▸ Passage
I firmly believe that he knew we were coming, and he held on until one of us girls could get there. He’d always put Mum first. I explained to Finn and Rory that Pa had died, that his spirit had gone to Heaven. They listened quietly and Finn seemed to understand, but a while later Rory asked when is Pa coming?
Despite all the years of love, affection, and great times, talking for ages on the phone, visiting as often as we could, hearing Dad’s stories our whole lives; it still didn’t feel enough. My boys got to meet their grandad, play with him and share experiences, but at the time I only felt sad that they didn’t get longer. I worried that Rory, only three, wouldn’t be able to remember him.
A few months later he said something that helped put my mind at ease. I’d just put him in the bath and out of the blue he said he’d “had a feeling to Pa”. I asked him what he meant and he said solemnly that Pa died – I said yes, I know – then he started talking about Pa and that he’d hugged him. Then he said Pa gave Oma a hug too, because he misses her, and she was happy. I asked when did Pa hug her, was it when she was dreaming? He said yes. And then he said “I miss Pa.” And then he saw that I had tears running down my face and said, “Mum, do you need a hug too?” I said I’d love one. And he said “I’ll give you a hug after my bath, because I’m all wet. And I’ll tell Daddy to hug you too.” Roars, you are a beautiful little soul.
We’ve had so many mementoes of him over the past year. After that first morning, and the run of incredible sunrises and sunsets in the week that followed, I think of Dad every time the skies blaze.
The following week, the day after his service, Mum and Jess were about to go shopping when ‘The Black Bear’ came on the car radio. It was an ad for the Australasian Pipe Band Championships which was being held in B’rat soon… Jess said one of Rob’s favourite songs came on the day after his funeral too. She said it was Dad saying hi, but then Mum reasoned if it was Dad then he was using the song’s “back to barracks” meaning to say ‘don’t go shopping, go home.’ Either that or he was saying I’m going home, cos I don’t have to tag along any more. I laughed my head off, but I like the idea that Dad talks to us, even if we need to decode his messages because they’re coming a different way now.
In June was his 70th birthday. Mum visited and we had a seafaring adventure to scatter Dad’s ashes on the Pacific. Around this time Rory’s backseat driving stepped up a notch, and he started repeating the GPS’s directions back to me verbatim to make sure I got it. Mum reckoned he was channelling Dad.
Little things like that, that remind us of him, all the time. Like Finn’s knee high school socks. Or walking on the beach. Or a particularly luxuriant moustache. Even though tomorrow is the first anniversary of us losing him, those awful memories haven’t been foremost in my mind. Funnily enough, it’s because the cricket’s on. The ICC Cricket World Cup, to be precise. Tonight J and Finn sat glued to the TV until well after bedtime, watching New Zealand’s Black Caps defeat South Africa with a fairytale six and enter the World Cup final for the first time ever. J hollered “YES!!!” at the top of his lungs, and for all I know did a little dance as well. J isn’t normally vocal while watching cricket, but Finn is a bit. He takes after his Pa. Dad would always hope the Aussies would stick it up the Poms – whenever they did there were lots of shouts of “YOU BEAUTY!” and “YOU LITTLE RIPPER!” He’ll be up there with Rob right now, barracking for Australia, as we are. (Well to be totally honest I’m kind of hoping the Kiwis will get up.) I don’t watch much cricket but I think I’ll watch that match, and picture Dad sitting next to us, yelling and cheering at the TV.

▸ Dataset excerpt
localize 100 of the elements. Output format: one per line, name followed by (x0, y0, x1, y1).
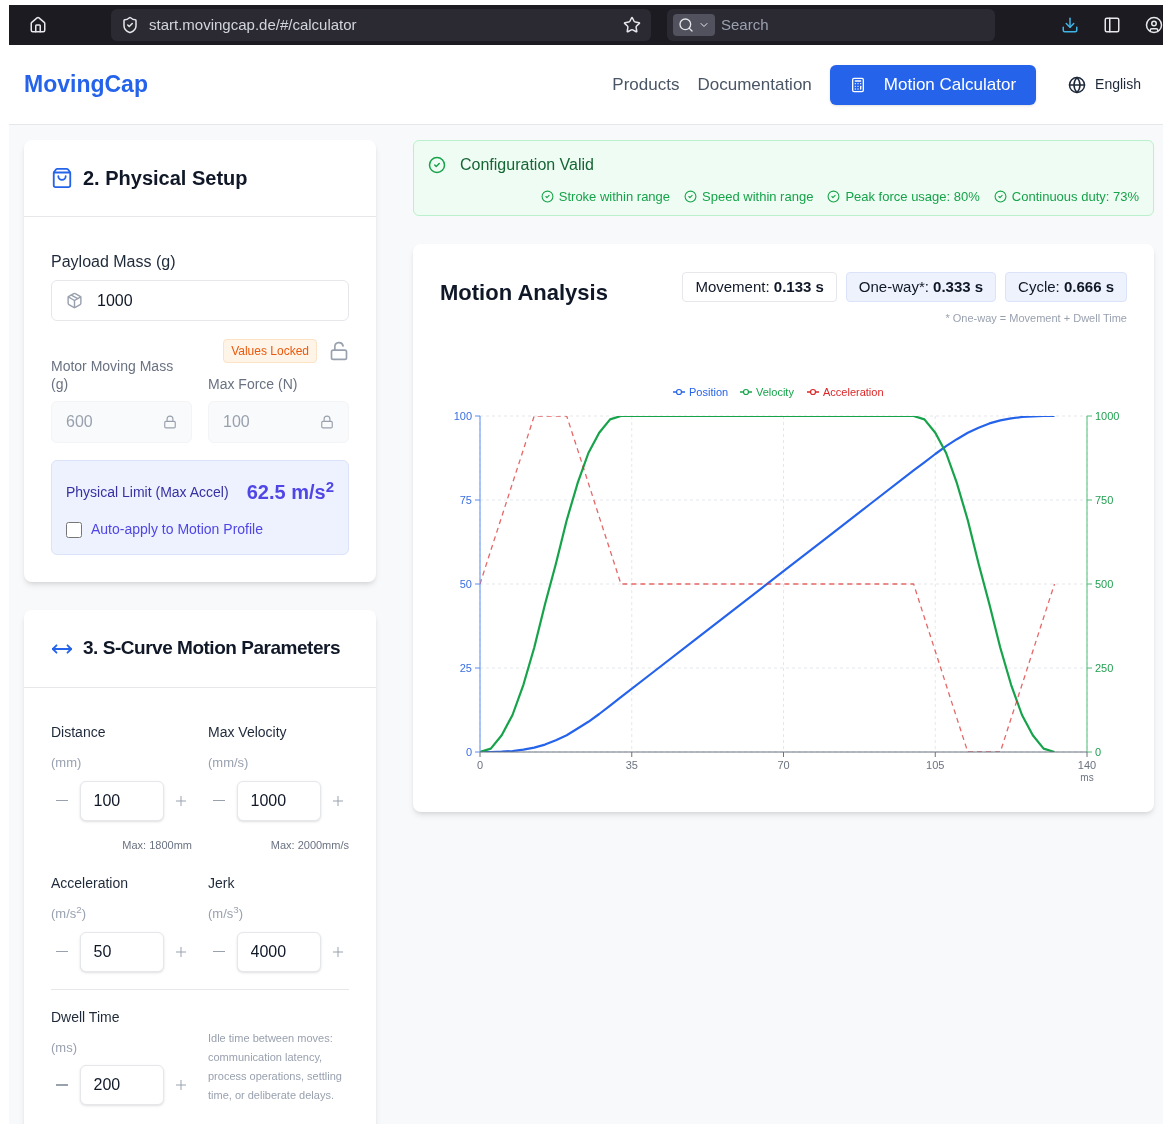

▸ Your instructions
Answer these questions about the passage:
1. How old was Rory when the writer worried he wouldn't remember his grandad?
2. What song came on the car radio the day after the service?
3. Which team did New Zealand's Black Caps defeat to reach the World Cup final?
The material above is separate from the passage and has nothing to do with it.

▸ Solution to this problem
1. Three.
2. 'The Black Bear'.
3. South Africa.